§ **REQUIREMENT**:
Retype the items character for character, from the first line of the items through the line containing "- x-tick-label: Apr-21: [22, 635, 77, 690]".

Lines of data:
►
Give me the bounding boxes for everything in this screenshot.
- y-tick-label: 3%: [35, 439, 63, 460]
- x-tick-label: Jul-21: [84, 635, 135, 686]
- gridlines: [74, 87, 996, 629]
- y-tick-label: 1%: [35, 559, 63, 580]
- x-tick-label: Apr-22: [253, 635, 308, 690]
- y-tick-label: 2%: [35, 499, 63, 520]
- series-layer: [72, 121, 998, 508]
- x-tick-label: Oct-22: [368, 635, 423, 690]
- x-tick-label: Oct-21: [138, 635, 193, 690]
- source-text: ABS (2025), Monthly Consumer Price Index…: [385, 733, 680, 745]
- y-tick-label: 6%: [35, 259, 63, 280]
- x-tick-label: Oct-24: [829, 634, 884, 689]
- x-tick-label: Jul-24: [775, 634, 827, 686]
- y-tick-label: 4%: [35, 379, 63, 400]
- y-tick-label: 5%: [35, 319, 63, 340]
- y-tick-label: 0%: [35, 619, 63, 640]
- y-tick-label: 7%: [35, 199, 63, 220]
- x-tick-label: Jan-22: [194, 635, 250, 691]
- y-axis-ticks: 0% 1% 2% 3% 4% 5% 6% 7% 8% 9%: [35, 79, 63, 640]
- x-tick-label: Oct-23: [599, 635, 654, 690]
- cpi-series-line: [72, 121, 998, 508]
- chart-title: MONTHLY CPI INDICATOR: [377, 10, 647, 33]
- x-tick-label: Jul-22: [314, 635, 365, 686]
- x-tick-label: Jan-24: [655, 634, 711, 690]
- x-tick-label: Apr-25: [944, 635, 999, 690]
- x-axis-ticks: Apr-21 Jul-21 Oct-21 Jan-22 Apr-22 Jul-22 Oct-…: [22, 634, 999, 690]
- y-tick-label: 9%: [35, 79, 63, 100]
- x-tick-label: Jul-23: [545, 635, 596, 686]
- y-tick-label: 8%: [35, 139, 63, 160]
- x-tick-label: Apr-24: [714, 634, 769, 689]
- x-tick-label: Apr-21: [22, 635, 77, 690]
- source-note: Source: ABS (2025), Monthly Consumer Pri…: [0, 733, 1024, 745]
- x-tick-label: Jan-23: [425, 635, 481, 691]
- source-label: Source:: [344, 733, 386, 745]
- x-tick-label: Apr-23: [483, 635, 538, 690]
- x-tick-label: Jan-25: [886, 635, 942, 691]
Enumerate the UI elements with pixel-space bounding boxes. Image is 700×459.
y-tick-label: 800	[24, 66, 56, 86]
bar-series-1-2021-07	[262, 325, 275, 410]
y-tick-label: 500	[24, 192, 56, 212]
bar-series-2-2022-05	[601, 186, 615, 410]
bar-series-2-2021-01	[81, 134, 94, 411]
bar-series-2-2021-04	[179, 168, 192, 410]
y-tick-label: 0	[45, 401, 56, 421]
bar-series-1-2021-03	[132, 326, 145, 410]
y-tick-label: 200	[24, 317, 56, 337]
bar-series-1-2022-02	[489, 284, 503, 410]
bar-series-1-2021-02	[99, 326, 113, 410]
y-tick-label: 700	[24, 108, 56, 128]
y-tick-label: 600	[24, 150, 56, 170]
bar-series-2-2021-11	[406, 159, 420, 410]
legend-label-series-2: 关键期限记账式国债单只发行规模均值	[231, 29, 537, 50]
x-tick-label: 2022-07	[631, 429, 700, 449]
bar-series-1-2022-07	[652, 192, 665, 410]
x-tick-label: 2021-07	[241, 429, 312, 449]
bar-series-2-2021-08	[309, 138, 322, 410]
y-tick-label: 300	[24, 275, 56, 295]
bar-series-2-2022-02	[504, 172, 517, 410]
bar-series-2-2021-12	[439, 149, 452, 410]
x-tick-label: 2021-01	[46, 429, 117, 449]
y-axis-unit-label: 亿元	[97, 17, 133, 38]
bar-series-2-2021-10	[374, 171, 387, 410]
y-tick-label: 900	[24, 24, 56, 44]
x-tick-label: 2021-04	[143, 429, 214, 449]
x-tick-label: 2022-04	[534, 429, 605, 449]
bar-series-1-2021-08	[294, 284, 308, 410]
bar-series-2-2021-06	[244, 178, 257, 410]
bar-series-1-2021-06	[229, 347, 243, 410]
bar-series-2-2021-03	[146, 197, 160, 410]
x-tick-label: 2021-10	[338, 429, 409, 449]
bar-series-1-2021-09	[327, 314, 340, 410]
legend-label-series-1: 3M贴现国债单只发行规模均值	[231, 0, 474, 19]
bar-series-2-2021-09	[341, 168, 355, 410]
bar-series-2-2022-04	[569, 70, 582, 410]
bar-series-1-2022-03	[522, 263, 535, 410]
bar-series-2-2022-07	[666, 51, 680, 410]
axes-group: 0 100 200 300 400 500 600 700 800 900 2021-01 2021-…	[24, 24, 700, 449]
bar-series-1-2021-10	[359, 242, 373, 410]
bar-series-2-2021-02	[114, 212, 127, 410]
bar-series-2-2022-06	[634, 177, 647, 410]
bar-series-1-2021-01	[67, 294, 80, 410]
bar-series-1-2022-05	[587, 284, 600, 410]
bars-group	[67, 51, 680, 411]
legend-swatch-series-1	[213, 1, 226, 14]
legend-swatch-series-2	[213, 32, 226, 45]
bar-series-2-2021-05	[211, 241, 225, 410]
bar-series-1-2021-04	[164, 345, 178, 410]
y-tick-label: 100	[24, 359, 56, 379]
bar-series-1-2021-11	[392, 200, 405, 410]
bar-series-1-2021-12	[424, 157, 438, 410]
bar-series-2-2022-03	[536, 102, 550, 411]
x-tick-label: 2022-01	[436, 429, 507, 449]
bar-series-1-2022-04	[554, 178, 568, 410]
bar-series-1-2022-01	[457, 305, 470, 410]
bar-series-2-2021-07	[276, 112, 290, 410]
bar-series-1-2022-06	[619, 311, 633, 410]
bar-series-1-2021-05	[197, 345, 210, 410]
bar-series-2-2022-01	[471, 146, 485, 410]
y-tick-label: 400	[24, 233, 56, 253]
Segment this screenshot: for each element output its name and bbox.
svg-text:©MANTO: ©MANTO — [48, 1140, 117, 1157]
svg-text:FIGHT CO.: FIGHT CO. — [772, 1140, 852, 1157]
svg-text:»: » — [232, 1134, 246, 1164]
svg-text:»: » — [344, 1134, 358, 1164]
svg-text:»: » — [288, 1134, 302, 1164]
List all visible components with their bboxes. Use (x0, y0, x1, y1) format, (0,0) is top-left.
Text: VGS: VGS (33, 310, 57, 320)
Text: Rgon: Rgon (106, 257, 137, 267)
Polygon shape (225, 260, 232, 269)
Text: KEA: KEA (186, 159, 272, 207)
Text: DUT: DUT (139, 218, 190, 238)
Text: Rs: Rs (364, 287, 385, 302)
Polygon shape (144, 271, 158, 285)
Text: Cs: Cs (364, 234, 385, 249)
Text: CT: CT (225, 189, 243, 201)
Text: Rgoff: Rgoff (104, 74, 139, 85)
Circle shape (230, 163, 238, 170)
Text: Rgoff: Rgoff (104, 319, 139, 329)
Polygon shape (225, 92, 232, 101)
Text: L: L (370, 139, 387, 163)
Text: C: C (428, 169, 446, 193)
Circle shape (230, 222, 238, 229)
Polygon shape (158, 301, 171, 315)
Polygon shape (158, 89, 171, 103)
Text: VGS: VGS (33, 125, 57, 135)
◄
§ **THE COMPLETED TASK**:
Give me the bounding boxes for everything in this screenshot.
- y-tick-label: 3%: [35, 439, 63, 460]
- x-tick-label: Jul-21: [84, 635, 135, 686]
- gridlines: [74, 87, 996, 629]
- y-tick-label: 1%: [35, 559, 63, 580]
- x-tick-label: Apr-22: [253, 635, 308, 690]
- y-tick-label: 2%: [35, 499, 63, 520]
- series-layer: [72, 121, 998, 508]
- x-tick-label: Oct-22: [368, 635, 423, 690]
- x-tick-label: Oct-21: [138, 635, 193, 690]
- source-text: ABS (2025), Monthly Consumer Price Index…: [385, 733, 680, 745]
- y-tick-label: 6%: [35, 259, 63, 280]
- x-tick-label: Oct-24: [829, 634, 884, 689]
- x-tick-label: Jul-24: [775, 634, 827, 686]
- y-tick-label: 4%: [35, 379, 63, 400]
- y-tick-label: 5%: [35, 319, 63, 340]
- y-tick-label: 0%: [35, 619, 63, 640]
- y-tick-label: 7%: [35, 199, 63, 220]
- x-tick-label: Jan-22: [194, 635, 250, 691]
- y-axis-ticks: 0% 1% 2% 3% 4% 5% 6% 7% 8% 9%: [35, 79, 63, 640]
- x-tick-label: Oct-23: [599, 635, 654, 690]
- cpi-series-line: [72, 121, 998, 508]
- chart-title: MONTHLY CPI INDICATOR: [377, 10, 647, 33]
- x-tick-label: Jul-22: [314, 635, 365, 686]
- x-tick-label: Jan-24: [655, 634, 711, 690]
- x-tick-label: Apr-25: [944, 635, 999, 690]
- x-axis-ticks: Apr-21 Jul-21 Oct-21 Jan-22 Apr-22 Jul-22 Oct-…: [22, 634, 999, 690]
- y-tick-label: 9%: [35, 79, 63, 100]
- x-tick-label: Jul-23: [545, 635, 596, 686]
- y-tick-label: 8%: [35, 139, 63, 160]
- x-tick-label: Apr-24: [714, 634, 769, 689]
- x-tick-label: Apr-21: [22, 635, 77, 690]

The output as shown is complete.